***** MATERIAL TO PROCESS

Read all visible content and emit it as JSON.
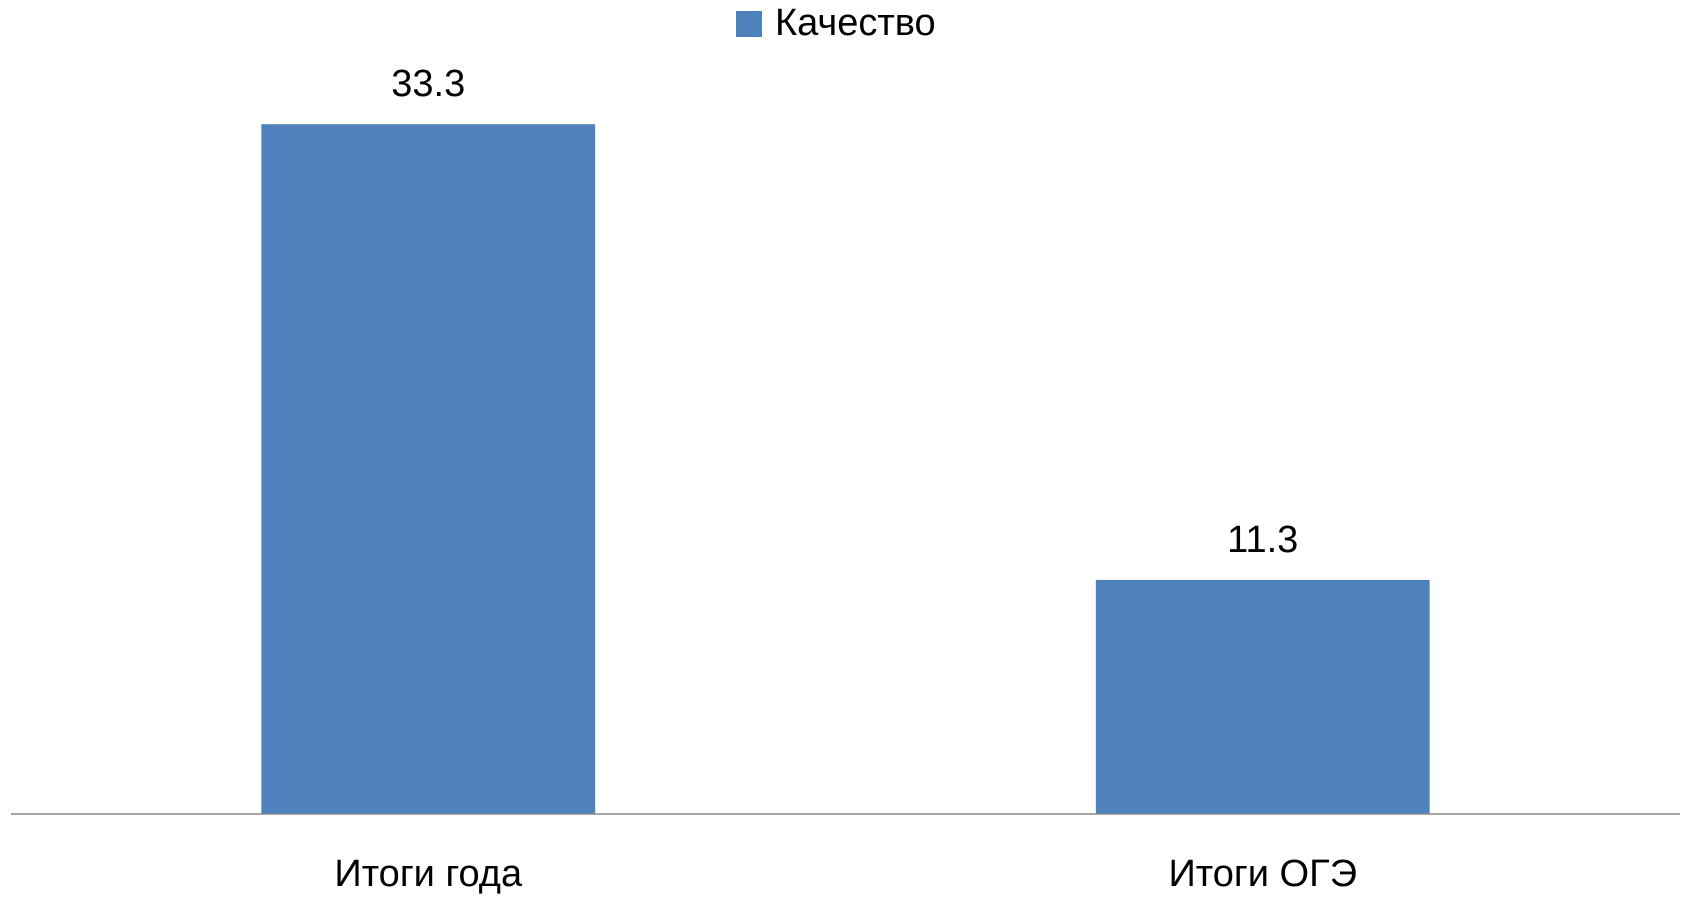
{
  "chart_data": {
    "type": "bar",
    "categories": [
      "Итоги года",
      "Итоги ОГЭ"
    ],
    "series": [
      {
        "name": "Качество",
        "color": "#4f81bd",
        "values": [
          33.3,
          11.3
        ]
      }
    ],
    "ylim": [
      0,
      35
    ],
    "legend": "top"
  }
}
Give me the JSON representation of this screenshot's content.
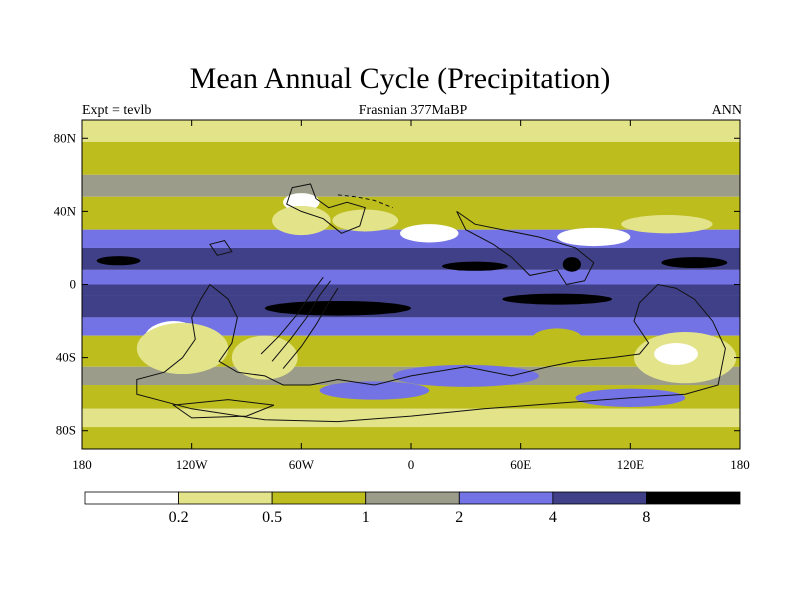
{
  "chart_data": {
    "type": "heatmap",
    "title": "Mean Annual Cycle (Precipitation)",
    "subtitle_left": "Expt = tevlb",
    "subtitle_center": "Frasnian 377MaBP",
    "subtitle_right": "ANN",
    "x_ticks": [
      {
        "value": -180,
        "label": "180"
      },
      {
        "value": -120,
        "label": "120W"
      },
      {
        "value": -60,
        "label": "60W"
      },
      {
        "value": 0,
        "label": "0"
      },
      {
        "value": 60,
        "label": "60E"
      },
      {
        "value": 120,
        "label": "120E"
      },
      {
        "value": 180,
        "label": "180"
      }
    ],
    "y_ticks": [
      {
        "value": 80,
        "label": "80N"
      },
      {
        "value": 40,
        "label": "40N"
      },
      {
        "value": 0,
        "label": "0"
      },
      {
        "value": -40,
        "label": "40S"
      },
      {
        "value": -80,
        "label": "80S"
      }
    ],
    "xlim": [
      -180,
      180
    ],
    "ylim": [
      -90,
      90
    ],
    "colorbar": {
      "levels": [
        "0.2",
        "0.5",
        "1",
        "2",
        "4",
        "8"
      ],
      "colors": [
        "#ffffff",
        "#e3e38a",
        "#bdbd1e",
        "#9c9c8a",
        "#7373e6",
        "#404088",
        "#000000"
      ]
    },
    "zonal_bands": [
      {
        "lat": [
          78,
          90
        ],
        "level_index": 1
      },
      {
        "lat": [
          60,
          78
        ],
        "level_index": 2
      },
      {
        "lat": [
          48,
          60
        ],
        "level_index": 3
      },
      {
        "lat": [
          30,
          48
        ],
        "level_index": 2
      },
      {
        "lat": [
          20,
          30
        ],
        "level_index": 4
      },
      {
        "lat": [
          8,
          20
        ],
        "level_index": 5
      },
      {
        "lat": [
          0,
          8
        ],
        "level_index": 4
      },
      {
        "lat": [
          -6,
          0
        ],
        "level_index": 5
      },
      {
        "lat": [
          -18,
          -6
        ],
        "level_index": 5
      },
      {
        "lat": [
          -28,
          -18
        ],
        "level_index": 4
      },
      {
        "lat": [
          -45,
          -28
        ],
        "level_index": 2
      },
      {
        "lat": [
          -55,
          -45
        ],
        "level_index": 3
      },
      {
        "lat": [
          -68,
          -55
        ],
        "level_index": 2
      },
      {
        "lat": [
          -78,
          -68
        ],
        "level_index": 1
      },
      {
        "lat": [
          -90,
          -78
        ],
        "level_index": 2
      }
    ],
    "patches": [
      {
        "lon": -160,
        "lat": 13,
        "rx": 12,
        "ry": 2.5,
        "level_index": 6
      },
      {
        "lon": 155,
        "lat": 12,
        "rx": 18,
        "ry": 3,
        "level_index": 6
      },
      {
        "lon": 88,
        "lat": 11,
        "rx": 5,
        "ry": 4,
        "level_index": 6
      },
      {
        "lon": 35,
        "lat": 10,
        "rx": 18,
        "ry": 2.5,
        "level_index": 6
      },
      {
        "lon": -40,
        "lat": -13,
        "rx": 40,
        "ry": 4,
        "level_index": 6
      },
      {
        "lon": 80,
        "lat": -8,
        "rx": 30,
        "ry": 3,
        "level_index": 6
      },
      {
        "lon": -60,
        "lat": 45,
        "rx": 10,
        "ry": 5,
        "level_index": 0
      },
      {
        "lon": -60,
        "lat": 35,
        "rx": 16,
        "ry": 8,
        "level_index": 1
      },
      {
        "lon": -25,
        "lat": 35,
        "rx": 18,
        "ry": 6,
        "level_index": 1
      },
      {
        "lon": 10,
        "lat": 28,
        "rx": 16,
        "ry": 5,
        "level_index": 0
      },
      {
        "lon": 100,
        "lat": 26,
        "rx": 20,
        "ry": 5,
        "level_index": 0
      },
      {
        "lon": 140,
        "lat": 33,
        "rx": 25,
        "ry": 5,
        "level_index": 1
      },
      {
        "lon": -130,
        "lat": -30,
        "rx": 16,
        "ry": 10,
        "level_index": 0
      },
      {
        "lon": -125,
        "lat": -35,
        "rx": 25,
        "ry": 14,
        "level_index": 1
      },
      {
        "lon": -80,
        "lat": -40,
        "rx": 18,
        "ry": 12,
        "level_index": 1
      },
      {
        "lon": 80,
        "lat": -30,
        "rx": 14,
        "ry": 6,
        "level_index": 2
      },
      {
        "lon": 150,
        "lat": -40,
        "rx": 28,
        "ry": 14,
        "level_index": 1
      },
      {
        "lon": 145,
        "lat": -38,
        "rx": 12,
        "ry": 6,
        "level_index": 0
      },
      {
        "lon": 30,
        "lat": -50,
        "rx": 40,
        "ry": 6,
        "level_index": 4
      },
      {
        "lon": -20,
        "lat": -58,
        "rx": 30,
        "ry": 5,
        "level_index": 4
      },
      {
        "lon": 120,
        "lat": -62,
        "rx": 30,
        "ry": 5,
        "level_index": 4
      }
    ],
    "coastlines": [
      {
        "name": "north-continent",
        "closed": true,
        "points": [
          [
            -65,
            53
          ],
          [
            -55,
            55
          ],
          [
            -52,
            47
          ],
          [
            -45,
            42
          ],
          [
            -35,
            45
          ],
          [
            -25,
            42
          ],
          [
            -28,
            32
          ],
          [
            -38,
            28
          ],
          [
            -48,
            36
          ],
          [
            -60,
            40
          ],
          [
            -68,
            44
          ]
        ]
      },
      {
        "name": "east-landmass",
        "closed": true,
        "points": [
          [
            25,
            40
          ],
          [
            35,
            33
          ],
          [
            50,
            30
          ],
          [
            70,
            26
          ],
          [
            90,
            20
          ],
          [
            100,
            12
          ],
          [
            95,
            2
          ],
          [
            85,
            0
          ],
          [
            80,
            8
          ],
          [
            65,
            5
          ],
          [
            55,
            15
          ],
          [
            45,
            22
          ],
          [
            30,
            30
          ]
        ]
      },
      {
        "name": "southern-continent",
        "closed": true,
        "points": [
          [
            -110,
            0
          ],
          [
            -100,
            -8
          ],
          [
            -95,
            -18
          ],
          [
            -98,
            -32
          ],
          [
            -105,
            -42
          ],
          [
            -95,
            -48
          ],
          [
            -80,
            -50
          ],
          [
            -70,
            -55
          ],
          [
            -55,
            -55
          ],
          [
            -40,
            -52
          ],
          [
            -20,
            -55
          ],
          [
            0,
            -50
          ],
          [
            30,
            -45
          ],
          [
            55,
            -50
          ],
          [
            75,
            -45
          ],
          [
            90,
            -42
          ],
          [
            110,
            -40
          ],
          [
            125,
            -38
          ],
          [
            130,
            -32
          ],
          [
            122,
            -20
          ],
          [
            125,
            -10
          ],
          [
            135,
            0
          ],
          [
            145,
            -2
          ],
          [
            155,
            -8
          ],
          [
            165,
            -20
          ],
          [
            172,
            -35
          ],
          [
            168,
            -55
          ],
          [
            150,
            -60
          ],
          [
            120,
            -62
          ],
          [
            80,
            -65
          ],
          [
            40,
            -68
          ],
          [
            0,
            -72
          ],
          [
            -40,
            -75
          ],
          [
            -80,
            -74
          ],
          [
            -120,
            -68
          ],
          [
            -150,
            -60
          ],
          [
            -150,
            -52
          ],
          [
            -135,
            -48
          ],
          [
            -125,
            -40
          ],
          [
            -118,
            -30
          ],
          [
            -120,
            -18
          ],
          [
            -115,
            -8
          ]
        ]
      },
      {
        "name": "ridge-1",
        "closed": false,
        "points": [
          [
            -82,
            -38
          ],
          [
            -72,
            -28
          ],
          [
            -62,
            -16
          ],
          [
            -54,
            -4
          ],
          [
            -48,
            4
          ]
        ]
      },
      {
        "name": "ridge-2",
        "closed": false,
        "points": [
          [
            -76,
            -42
          ],
          [
            -66,
            -30
          ],
          [
            -57,
            -18
          ],
          [
            -50,
            -6
          ],
          [
            -44,
            2
          ]
        ]
      },
      {
        "name": "ridge-3",
        "closed": false,
        "points": [
          [
            -70,
            -46
          ],
          [
            -60,
            -34
          ],
          [
            -52,
            -22
          ],
          [
            -45,
            -10
          ],
          [
            -40,
            -2
          ]
        ]
      },
      {
        "name": "south-island",
        "closed": true,
        "points": [
          [
            -130,
            -66
          ],
          [
            -100,
            -63
          ],
          [
            -75,
            -66
          ],
          [
            -90,
            -72
          ],
          [
            -120,
            -73
          ]
        ]
      },
      {
        "name": "north-dashes",
        "closed": false,
        "points": [
          [
            -40,
            49
          ],
          [
            -30,
            48
          ],
          [
            -20,
            46
          ],
          [
            -10,
            42
          ]
        ]
      },
      {
        "name": "small-island",
        "closed": true,
        "points": [
          [
            -110,
            22
          ],
          [
            -102,
            24
          ],
          [
            -98,
            18
          ],
          [
            -106,
            16
          ]
        ]
      }
    ]
  }
}
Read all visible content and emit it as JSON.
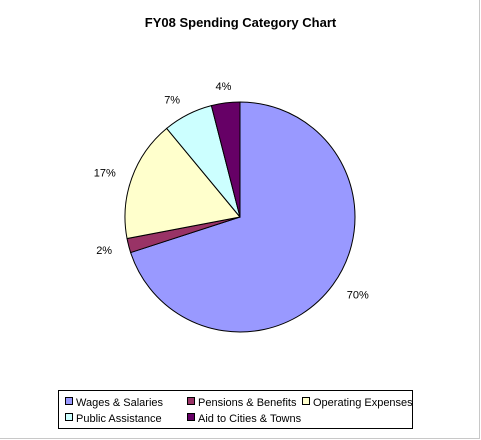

**********

- GIVEN REQUEST
Figure out how many lines above include the string "name", then report that number and nothing else.

- COMPLETED EXERCISE
10